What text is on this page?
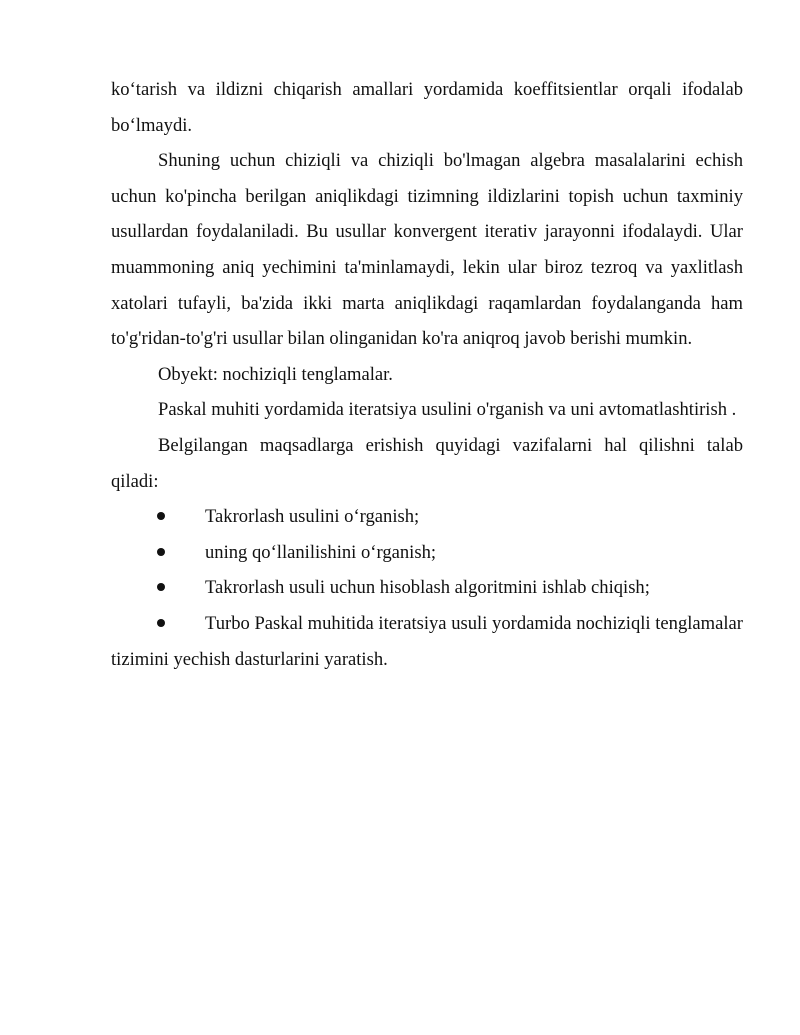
ko‘tarish va ildizni chiqarish amallari yordamida koeffitsientlar orqali ifodalab bo‘lmaydi.

Shuning uchun chiziqli va chiziqli bo'lmagan algebra masalalarini echish uchun ko'pincha berilgan aniqlikdagi tizimning ildizlarini topish uchun taxminiy usullardan foydalaniladi. Bu usullar konvergent iterativ jarayonni ifodalaydi. Ular muammoning aniq yechimini ta'minlamaydi, lekin ular biroz tezroq va yaxlitlash xatolari tufayli, ba'zida ikki marta aniqlikdagi raqamlardan foydalanganda ham to'g'ridan-to'g'ri usullar bilan olinganidan ko'ra aniqroq javob berishi mumkin.

Obyekt: nochiziqli tenglamalar.

Paskal muhiti yordamida iteratsiya usulini o'rganish va uni avtomatlashtirish .

Belgilangan maqsadlarga erishish quyidagi vazifalarni hal qilishni talab qiladi:

Takrorlash usulini o‘rganish;
uning qo‘llanilishini o‘rganish;
Takrorlash usuli uchun hisoblash algoritmini ishlab chiqish;
Turbo Paskal muhitida iteratsiya usuli yordamida nochiziqli tenglamalar tizimini yechish dasturlarini yaratish.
──────────
- PROMPT:
In your copy, leave out the pictures and reproduce the material above exactly.

- COMPLETE RESPONSE:
What text is on this page?
ko‘tarish va ildizni chiqarish amallari yordamida koeffitsientlar orqali ifodalab bo‘lmaydi.

Shuning uchun chiziqli va chiziqli bo'lmagan algebra masalalarini echish uchun ko'pincha berilgan aniqlikdagi tizimning ildizlarini topish uchun taxminiy usullardan foydalaniladi. Bu usullar konvergent iterativ jarayonni ifodalaydi. Ular muammoning aniq yechimini ta'minlamaydi, lekin ular biroz tezroq va yaxlitlash xatolari tufayli, ba'zida ikki marta aniqlikdagi raqamlardan foydalanganda ham to'g'ridan-to'g'ri usullar bilan olinganidan ko'ra aniqroq javob berishi mumkin.

Obyekt: nochiziqli tenglamalar.

Paskal muhiti yordamida iteratsiya usulini o'rganish va uni avtomatlashtirish .

Belgilangan maqsadlarga erishish quyidagi vazifalarni hal qilishni talab qiladi:

Takrorlash usulini o‘rganish;
uning qo‘llanilishini o‘rganish;
Takrorlash usuli uchun hisoblash algoritmini ishlab chiqish;
Turbo Paskal muhitida iteratsiya usuli yordamida nochiziqli tenglamalar tizimini yechish dasturlarini yaratish.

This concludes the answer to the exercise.